[A run of records]
[start]

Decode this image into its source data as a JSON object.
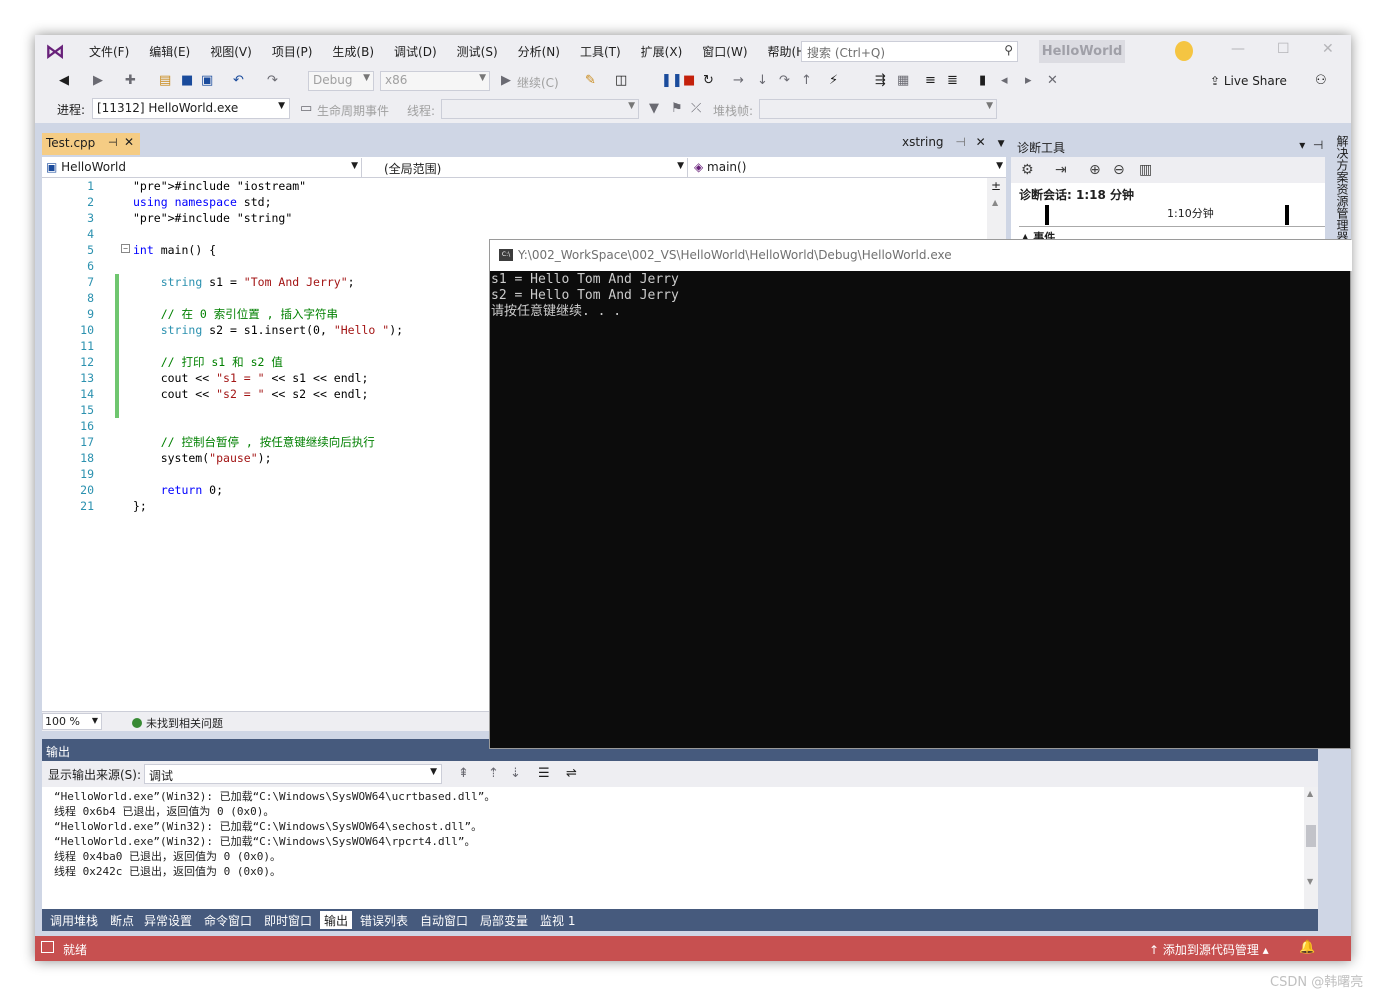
{
  "menu": [
    "文件(F)",
    "编辑(E)",
    "视图(V)",
    "项目(P)",
    "生成(B)",
    "调试(D)",
    "测试(S)",
    "分析(N)",
    "工具(T)",
    "扩展(X)",
    "窗口(W)",
    "帮助(H)"
  ],
  "search": {
    "placeholder": "搜索 (Ctrl+Q)"
  },
  "solution_title": "HelloWorld",
  "toolbar": {
    "config": "Debug",
    "platform": "x86",
    "continue": "继续(C)",
    "live_share": "Live Share"
  },
  "debug_toolbar": {
    "process_label": "进程:",
    "process_value": "[11312] HelloWorld.exe",
    "lifecycle": "生命周期事件",
    "thread_label": "线程:",
    "stack_label": "堆栈帧:"
  },
  "editor": {
    "active_tab": "Test.cpp",
    "right_tab": "xstring",
    "nav_project": "HelloWorld",
    "nav_scope": "(全局范围)",
    "nav_member": "main()",
    "zoom": "100 %",
    "issues": "未找到相关问题",
    "lines": [
      {
        "n": "1",
        "t": "#include \"iostream\""
      },
      {
        "n": "2",
        "t": "using namespace std;"
      },
      {
        "n": "3",
        "t": "#include \"string\""
      },
      {
        "n": "4",
        "t": ""
      },
      {
        "n": "5",
        "t": "int main() {"
      },
      {
        "n": "6",
        "t": ""
      },
      {
        "n": "7",
        "t": "    string s1 = \"Tom And Jerry\";"
      },
      {
        "n": "8",
        "t": ""
      },
      {
        "n": "9",
        "t": "    // 在 0 索引位置 , 插入字符串"
      },
      {
        "n": "10",
        "t": "    string s2 = s1.insert(0, \"Hello \");"
      },
      {
        "n": "11",
        "t": ""
      },
      {
        "n": "12",
        "t": "    // 打印 s1 和 s2 值"
      },
      {
        "n": "13",
        "t": "    cout << \"s1 = \" << s1 << endl;"
      },
      {
        "n": "14",
        "t": "    cout << \"s2 = \" << s2 << endl;"
      },
      {
        "n": "15",
        "t": ""
      },
      {
        "n": "16",
        "t": ""
      },
      {
        "n": "17",
        "t": "    // 控制台暂停 , 按任意键继续向后执行"
      },
      {
        "n": "18",
        "t": "    system(\"pause\");"
      },
      {
        "n": "19",
        "t": ""
      },
      {
        "n": "20",
        "t": "    return 0;"
      },
      {
        "n": "21",
        "t": "};"
      }
    ]
  },
  "diag": {
    "title": "诊断工具",
    "session": "诊断会话: 1:18 分钟",
    "timeline_mark": "1:10分钟",
    "events": "▲ 事件",
    "side_rail": "解决方案资源管理器"
  },
  "console": {
    "title": "Y:\\002_WorkSpace\\002_VS\\HelloWorld\\HelloWorld\\Debug\\HelloWorld.exe",
    "lines": [
      "s1 = Hello Tom And Jerry",
      "s2 = Hello Tom And Jerry",
      "请按任意键继续. . ."
    ]
  },
  "output": {
    "title": "输出",
    "source_label": "显示输出来源(S):",
    "source_value": "调试",
    "lines": [
      "“HelloWorld.exe”(Win32): 已加载“C:\\Windows\\SysWOW64\\ucrtbased.dll”。",
      "线程 0x6b4 已退出，返回值为 0 (0x0)。",
      "“HelloWorld.exe”(Win32): 已加载“C:\\Windows\\SysWOW64\\sechost.dll”。",
      "“HelloWorld.exe”(Win32): 已加载“C:\\Windows\\SysWOW64\\rpcrt4.dll”。",
      "线程 0x4ba0 已退出，返回值为 0 (0x0)。",
      "线程 0x242c 已退出，返回值为 0 (0x0)。"
    ]
  },
  "bottom_tabs": [
    "调用堆栈",
    "断点",
    "异常设置",
    "命令窗口",
    "即时窗口",
    "输出",
    "错误列表",
    "自动窗口",
    "局部变量",
    "监视 1"
  ],
  "status": {
    "left": "就绪",
    "right": "↑ 添加到源代码管理 ▴"
  },
  "watermark": "CSDN @韩曙亮",
  "colors": {
    "status_bar": "#c75050",
    "tab_active": "#f5cc84",
    "panel_title": "#465a7d"
  }
}
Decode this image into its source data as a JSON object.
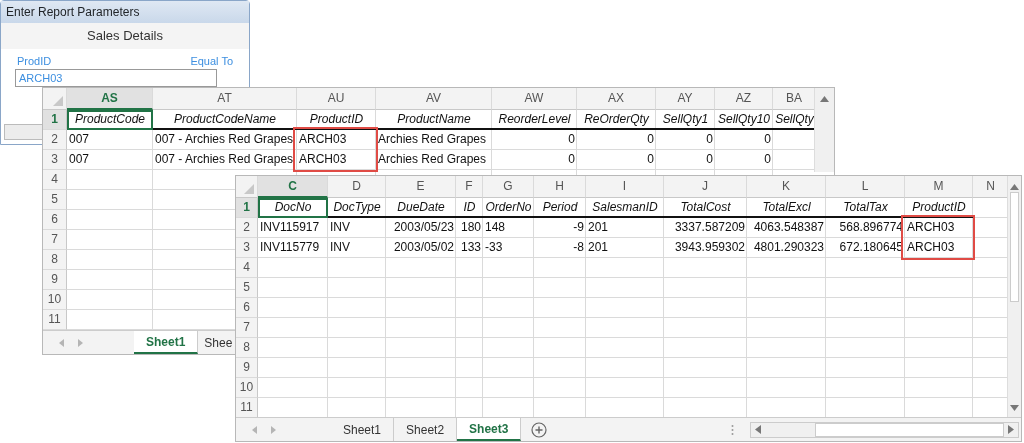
{
  "dialog": {
    "title": "Enter Report Parameters",
    "heading": "Sales Details",
    "field_label": "ProdID",
    "operator": "Equal To",
    "value": "ARCH03"
  },
  "sheets": [
    {
      "columns": [
        {
          "letter": "AS",
          "header": "ProductCode",
          "selected": true,
          "numeric": false
        },
        {
          "letter": "AT",
          "header": "ProductCodeName",
          "selected": false,
          "numeric": false
        },
        {
          "letter": "AU",
          "header": "ProductID",
          "selected": false,
          "numeric": false,
          "highlighted": true
        },
        {
          "letter": "AV",
          "header": "ProductName",
          "selected": false,
          "numeric": false
        },
        {
          "letter": "AW",
          "header": "ReorderLevel",
          "selected": false,
          "numeric": true
        },
        {
          "letter": "AX",
          "header": "ReOrderQty",
          "selected": false,
          "numeric": true
        },
        {
          "letter": "AY",
          "header": "SellQty1",
          "selected": false,
          "numeric": true
        },
        {
          "letter": "AZ",
          "header": "SellQty10",
          "selected": false,
          "numeric": true
        },
        {
          "letter": "BA",
          "header": "SellQty",
          "selected": false
        }
      ],
      "row_numbers": [
        {
          "label": "1",
          "selected": true
        },
        {
          "label": "2",
          "selected": false
        },
        {
          "label": "3",
          "selected": false
        },
        {
          "label": "4",
          "selected": false
        },
        {
          "label": "5",
          "selected": false
        },
        {
          "label": "6",
          "selected": false
        },
        {
          "label": "7",
          "selected": false
        },
        {
          "label": "8",
          "selected": false
        },
        {
          "label": "9",
          "selected": false
        },
        {
          "label": "10",
          "selected": false
        },
        {
          "label": "11",
          "selected": false
        }
      ],
      "rows": [
        [
          "007",
          "007 - Archies Red Grapes",
          "ARCH03",
          "Archies Red Grapes",
          "0",
          "0",
          "0",
          "0"
        ],
        [
          "007",
          "007 - Archies Red Grapes",
          "ARCH03",
          "Archies Red Grapes",
          "0",
          "0",
          "0",
          "0"
        ]
      ],
      "tabs": [
        {
          "label": "Sheet1",
          "selected": true
        },
        {
          "label": "Shee",
          "selected": false
        }
      ]
    },
    {
      "columns": [
        {
          "letter": "C",
          "header": "DocNo",
          "selected": true,
          "numeric": false
        },
        {
          "letter": "D",
          "header": "DocType",
          "selected": false,
          "numeric": false
        },
        {
          "letter": "E",
          "header": "DueDate",
          "selected": false,
          "numeric": true
        },
        {
          "letter": "F",
          "header": "ID",
          "selected": false,
          "numeric": true
        },
        {
          "letter": "G",
          "header": "OrderNo",
          "selected": false,
          "numeric": false
        },
        {
          "letter": "H",
          "header": "Period",
          "selected": false,
          "numeric": true
        },
        {
          "letter": "I",
          "header": "SalesmanID",
          "selected": false,
          "numeric": false
        },
        {
          "letter": "J",
          "header": "TotalCost",
          "selected": false,
          "numeric": true
        },
        {
          "letter": "K",
          "header": "TotalExcl",
          "selected": false,
          "numeric": true
        },
        {
          "letter": "L",
          "header": "TotalTax",
          "selected": false,
          "numeric": true
        },
        {
          "letter": "M",
          "header": "ProductID",
          "selected": false,
          "numeric": false,
          "highlighted": true
        },
        {
          "letter": "N",
          "selected": false
        }
      ],
      "row_numbers": [
        {
          "label": "1",
          "selected": true
        },
        {
          "label": "2",
          "selected": false
        },
        {
          "label": "3",
          "selected": false
        },
        {
          "label": "4",
          "selected": false
        },
        {
          "label": "5",
          "selected": false
        },
        {
          "label": "6",
          "selected": false
        },
        {
          "label": "7",
          "selected": false
        },
        {
          "label": "8",
          "selected": false
        },
        {
          "label": "9",
          "selected": false
        },
        {
          "label": "10",
          "selected": false
        },
        {
          "label": "11",
          "selected": false
        }
      ],
      "rows": [
        [
          "INV115917",
          "INV",
          "2003/05/23",
          "180",
          "148",
          "-9",
          "201",
          "3337.587209",
          "4063.548387",
          "568.896774",
          "ARCH03"
        ],
        [
          "INV115779",
          "INV",
          "2003/05/02",
          "133",
          "-33",
          "-8",
          "201",
          "3943.959302",
          "4801.290323",
          "672.180645",
          "ARCH03"
        ]
      ],
      "tabs": [
        {
          "label": "Sheet1",
          "selected": false
        },
        {
          "label": "Sheet2",
          "selected": false
        },
        {
          "label": "Sheet3",
          "selected": true
        }
      ]
    }
  ]
}
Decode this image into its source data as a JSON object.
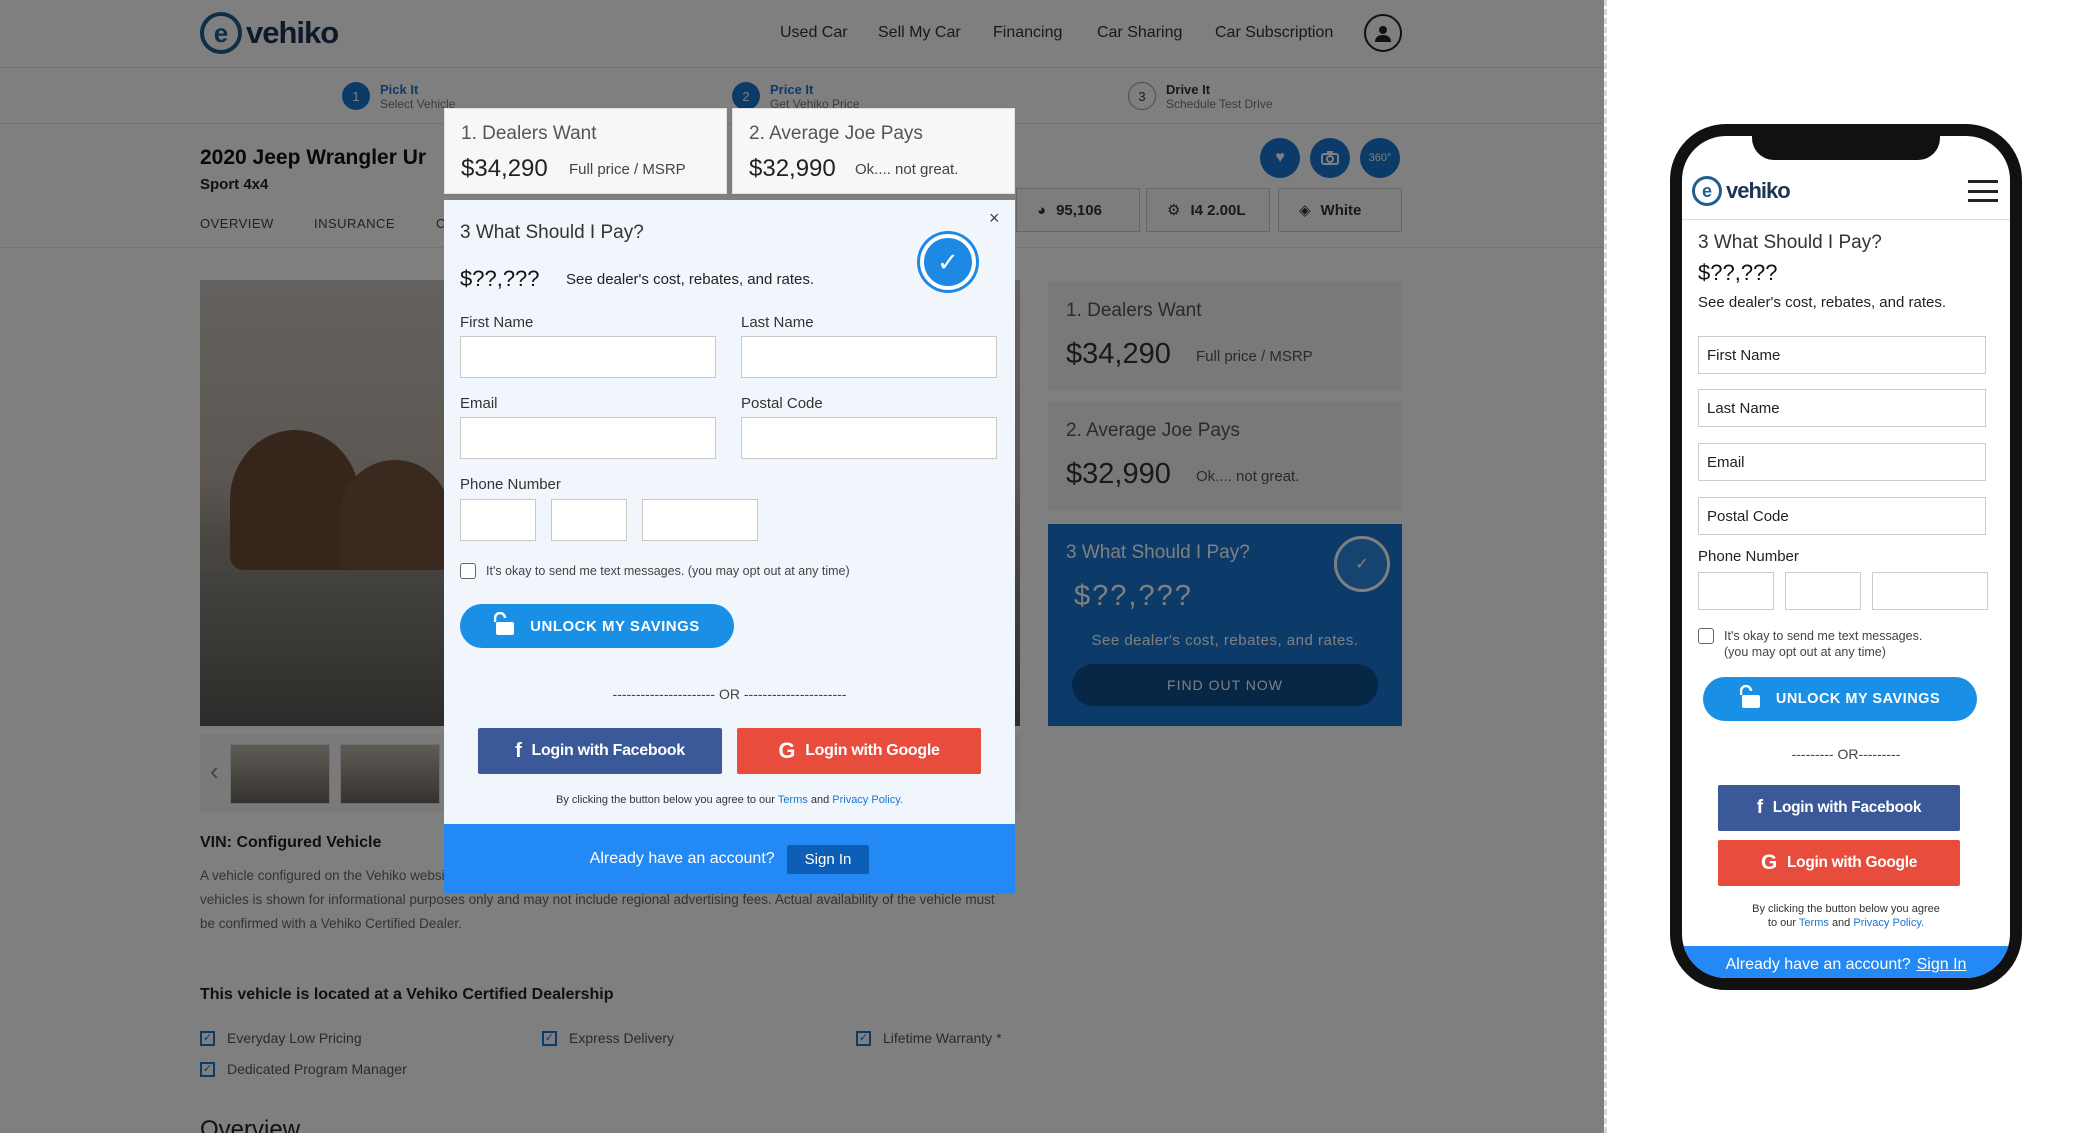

[end]

What to work on ▸
Copy each line above where the string "返回值为" occurs.

Finished exercise ▸
      "线程 0x6b4 已退出，返回值为 0 (0x0)。",
      "线程 0x4ba0 已退出，返回值为 0 (0x0)。",
      "线程 0x242c 已退出，返回值为 0 (0x0)。"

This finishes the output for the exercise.